▸ Brief: In the listing below, locate the lines that hold the string "screenshot". Copy those lines.

▸ Data section:
++++++++
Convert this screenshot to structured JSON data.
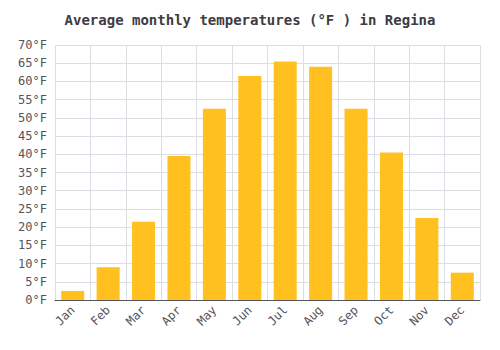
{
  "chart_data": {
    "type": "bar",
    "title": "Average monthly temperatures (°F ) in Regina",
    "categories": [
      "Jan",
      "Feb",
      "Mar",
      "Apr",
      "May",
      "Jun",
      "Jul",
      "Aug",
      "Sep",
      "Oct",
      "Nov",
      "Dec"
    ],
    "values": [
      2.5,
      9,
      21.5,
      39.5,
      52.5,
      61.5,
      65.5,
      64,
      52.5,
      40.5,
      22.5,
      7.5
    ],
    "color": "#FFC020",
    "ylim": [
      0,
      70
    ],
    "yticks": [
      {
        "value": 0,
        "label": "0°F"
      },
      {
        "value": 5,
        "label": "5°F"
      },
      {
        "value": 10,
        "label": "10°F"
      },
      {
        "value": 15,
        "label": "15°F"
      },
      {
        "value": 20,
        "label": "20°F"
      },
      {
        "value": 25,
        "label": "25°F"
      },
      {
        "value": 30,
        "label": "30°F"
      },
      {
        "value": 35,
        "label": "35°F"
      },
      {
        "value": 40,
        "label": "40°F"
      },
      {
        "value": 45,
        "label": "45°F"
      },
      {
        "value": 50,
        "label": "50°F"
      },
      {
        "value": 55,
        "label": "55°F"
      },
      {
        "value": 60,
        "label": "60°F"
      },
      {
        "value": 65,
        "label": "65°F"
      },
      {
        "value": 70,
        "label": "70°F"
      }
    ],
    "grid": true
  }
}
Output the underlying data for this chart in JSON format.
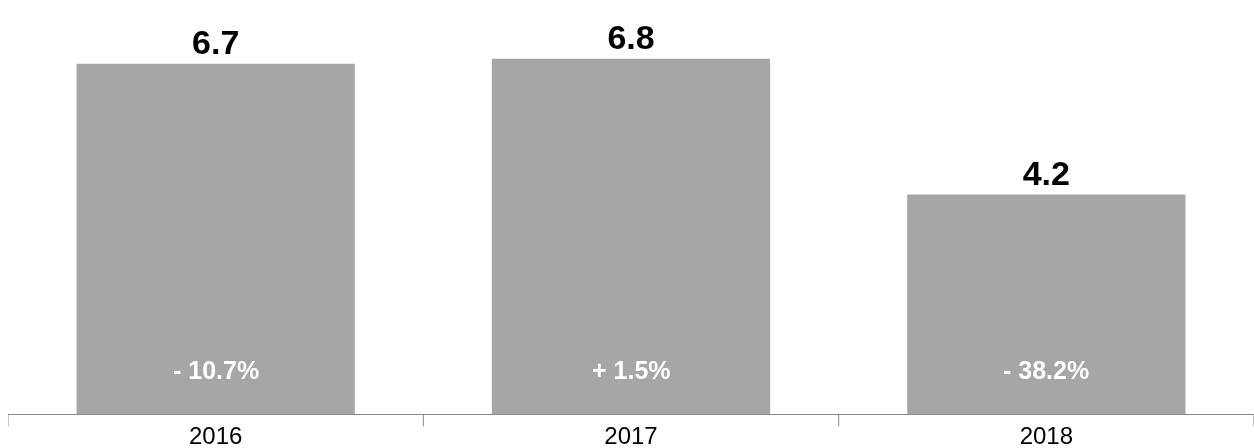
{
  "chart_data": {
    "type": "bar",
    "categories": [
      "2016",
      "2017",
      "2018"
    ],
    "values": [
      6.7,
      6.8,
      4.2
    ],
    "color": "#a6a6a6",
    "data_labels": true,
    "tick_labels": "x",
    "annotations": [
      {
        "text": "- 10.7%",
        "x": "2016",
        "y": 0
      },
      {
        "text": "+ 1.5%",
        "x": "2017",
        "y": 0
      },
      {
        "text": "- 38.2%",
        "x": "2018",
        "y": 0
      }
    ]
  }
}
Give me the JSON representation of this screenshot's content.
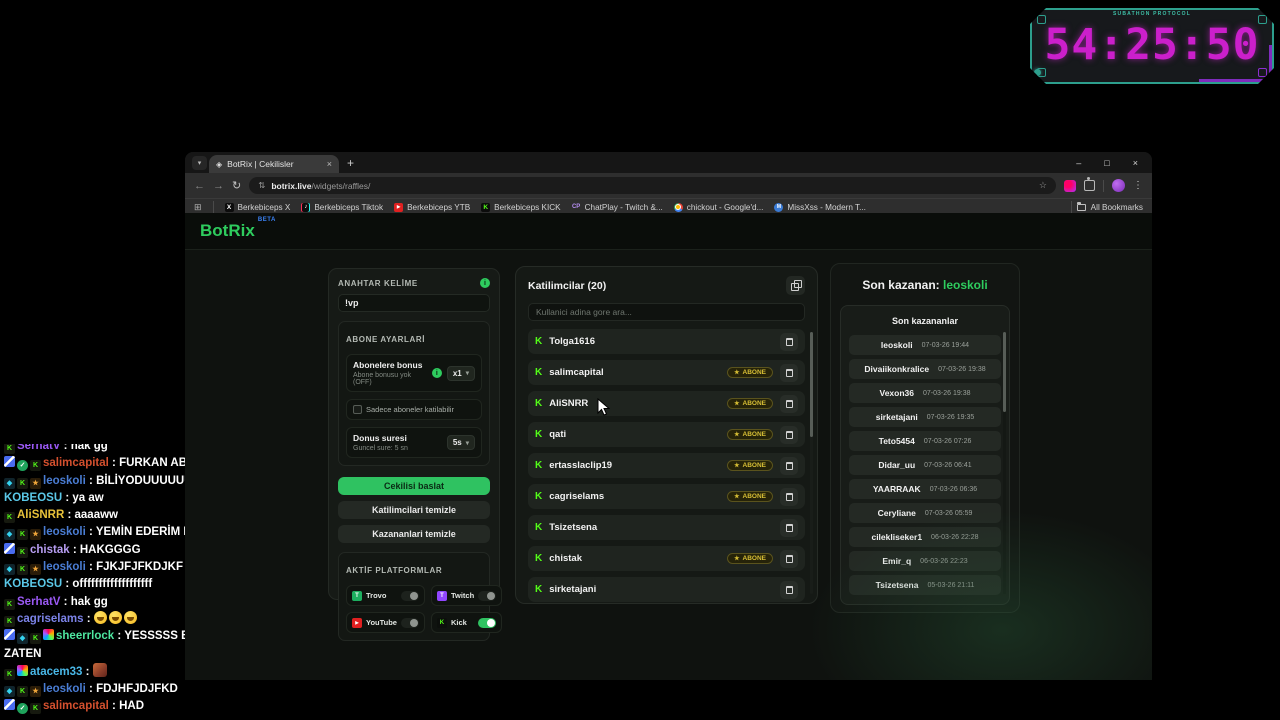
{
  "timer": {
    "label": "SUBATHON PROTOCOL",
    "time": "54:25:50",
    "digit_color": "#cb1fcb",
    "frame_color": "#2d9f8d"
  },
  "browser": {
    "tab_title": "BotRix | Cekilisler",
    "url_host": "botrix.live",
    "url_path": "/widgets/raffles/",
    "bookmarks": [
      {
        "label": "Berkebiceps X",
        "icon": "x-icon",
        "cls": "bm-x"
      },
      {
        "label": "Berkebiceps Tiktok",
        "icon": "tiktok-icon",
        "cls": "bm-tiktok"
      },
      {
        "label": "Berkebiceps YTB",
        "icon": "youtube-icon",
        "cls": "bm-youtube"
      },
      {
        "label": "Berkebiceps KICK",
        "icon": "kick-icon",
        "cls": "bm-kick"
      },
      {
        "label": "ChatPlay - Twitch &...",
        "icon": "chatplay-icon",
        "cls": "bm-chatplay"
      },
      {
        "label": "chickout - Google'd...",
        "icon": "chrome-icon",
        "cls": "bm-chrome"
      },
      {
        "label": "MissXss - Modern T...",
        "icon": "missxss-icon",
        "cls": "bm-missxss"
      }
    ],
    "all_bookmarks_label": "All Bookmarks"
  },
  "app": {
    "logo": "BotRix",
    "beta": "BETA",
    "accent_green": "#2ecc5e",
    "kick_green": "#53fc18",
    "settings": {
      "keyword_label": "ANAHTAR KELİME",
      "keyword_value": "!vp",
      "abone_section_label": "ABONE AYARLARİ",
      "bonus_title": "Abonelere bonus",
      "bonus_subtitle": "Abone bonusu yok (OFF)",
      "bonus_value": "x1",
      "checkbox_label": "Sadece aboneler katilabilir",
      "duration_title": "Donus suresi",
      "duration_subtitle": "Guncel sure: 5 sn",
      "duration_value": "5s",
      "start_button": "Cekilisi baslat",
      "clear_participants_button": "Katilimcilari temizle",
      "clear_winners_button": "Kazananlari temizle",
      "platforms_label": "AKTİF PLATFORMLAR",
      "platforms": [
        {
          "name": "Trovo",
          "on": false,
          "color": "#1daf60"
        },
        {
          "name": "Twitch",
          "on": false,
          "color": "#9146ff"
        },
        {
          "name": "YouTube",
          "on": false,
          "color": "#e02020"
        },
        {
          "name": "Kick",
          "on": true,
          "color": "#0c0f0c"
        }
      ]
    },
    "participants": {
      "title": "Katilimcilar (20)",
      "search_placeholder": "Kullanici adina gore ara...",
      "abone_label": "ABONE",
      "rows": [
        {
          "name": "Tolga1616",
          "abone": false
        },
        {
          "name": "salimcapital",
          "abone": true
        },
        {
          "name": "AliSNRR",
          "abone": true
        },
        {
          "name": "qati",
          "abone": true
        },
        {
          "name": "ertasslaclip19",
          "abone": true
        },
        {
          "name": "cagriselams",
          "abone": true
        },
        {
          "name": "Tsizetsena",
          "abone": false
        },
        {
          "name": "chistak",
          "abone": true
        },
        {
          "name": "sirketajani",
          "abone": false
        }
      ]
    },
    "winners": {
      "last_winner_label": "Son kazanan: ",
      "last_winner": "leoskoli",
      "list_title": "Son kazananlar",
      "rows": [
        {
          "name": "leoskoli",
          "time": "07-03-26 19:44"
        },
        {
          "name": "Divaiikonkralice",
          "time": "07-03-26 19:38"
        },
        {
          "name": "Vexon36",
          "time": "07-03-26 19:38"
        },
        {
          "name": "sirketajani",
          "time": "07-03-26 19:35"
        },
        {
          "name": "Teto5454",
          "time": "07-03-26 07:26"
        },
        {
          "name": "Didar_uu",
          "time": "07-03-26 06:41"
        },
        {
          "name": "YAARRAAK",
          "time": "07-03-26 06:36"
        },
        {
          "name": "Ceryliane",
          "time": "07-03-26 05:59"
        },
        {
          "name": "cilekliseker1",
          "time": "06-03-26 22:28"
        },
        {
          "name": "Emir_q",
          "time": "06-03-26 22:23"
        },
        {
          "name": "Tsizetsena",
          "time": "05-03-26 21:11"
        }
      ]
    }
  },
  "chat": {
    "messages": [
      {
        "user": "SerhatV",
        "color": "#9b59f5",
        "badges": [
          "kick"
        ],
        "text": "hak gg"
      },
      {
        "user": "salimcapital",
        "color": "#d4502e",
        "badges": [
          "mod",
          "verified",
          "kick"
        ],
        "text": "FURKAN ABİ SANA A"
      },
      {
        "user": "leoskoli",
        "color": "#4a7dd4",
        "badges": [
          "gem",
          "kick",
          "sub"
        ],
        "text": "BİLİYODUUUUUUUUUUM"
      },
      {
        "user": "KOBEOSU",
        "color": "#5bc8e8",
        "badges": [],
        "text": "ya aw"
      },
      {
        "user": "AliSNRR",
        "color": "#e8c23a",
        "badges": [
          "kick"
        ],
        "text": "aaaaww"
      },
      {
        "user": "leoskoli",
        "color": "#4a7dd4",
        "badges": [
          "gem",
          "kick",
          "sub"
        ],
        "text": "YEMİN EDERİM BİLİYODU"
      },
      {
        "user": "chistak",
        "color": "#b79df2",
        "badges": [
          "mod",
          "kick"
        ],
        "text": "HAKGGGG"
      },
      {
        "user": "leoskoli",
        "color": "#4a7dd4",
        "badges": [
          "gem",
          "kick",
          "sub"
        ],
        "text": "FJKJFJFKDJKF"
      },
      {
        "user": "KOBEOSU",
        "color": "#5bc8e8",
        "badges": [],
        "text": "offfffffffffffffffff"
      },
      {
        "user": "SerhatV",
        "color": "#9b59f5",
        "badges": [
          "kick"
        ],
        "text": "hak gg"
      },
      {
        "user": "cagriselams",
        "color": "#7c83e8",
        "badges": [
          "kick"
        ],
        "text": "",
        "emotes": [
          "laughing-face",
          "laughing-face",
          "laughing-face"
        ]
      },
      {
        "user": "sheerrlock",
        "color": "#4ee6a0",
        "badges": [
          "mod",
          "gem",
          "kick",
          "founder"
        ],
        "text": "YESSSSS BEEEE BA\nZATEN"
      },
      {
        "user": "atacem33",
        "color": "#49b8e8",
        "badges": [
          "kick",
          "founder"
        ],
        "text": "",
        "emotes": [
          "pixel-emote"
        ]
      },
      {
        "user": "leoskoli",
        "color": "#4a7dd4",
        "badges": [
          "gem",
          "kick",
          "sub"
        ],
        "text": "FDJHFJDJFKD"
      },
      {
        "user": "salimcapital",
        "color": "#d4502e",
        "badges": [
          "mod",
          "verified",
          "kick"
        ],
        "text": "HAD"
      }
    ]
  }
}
++++++++
▸ Reply to the exercise:
Convert this screenshot to structured JSON data.
Give me the JSON representation of this screenshot's content.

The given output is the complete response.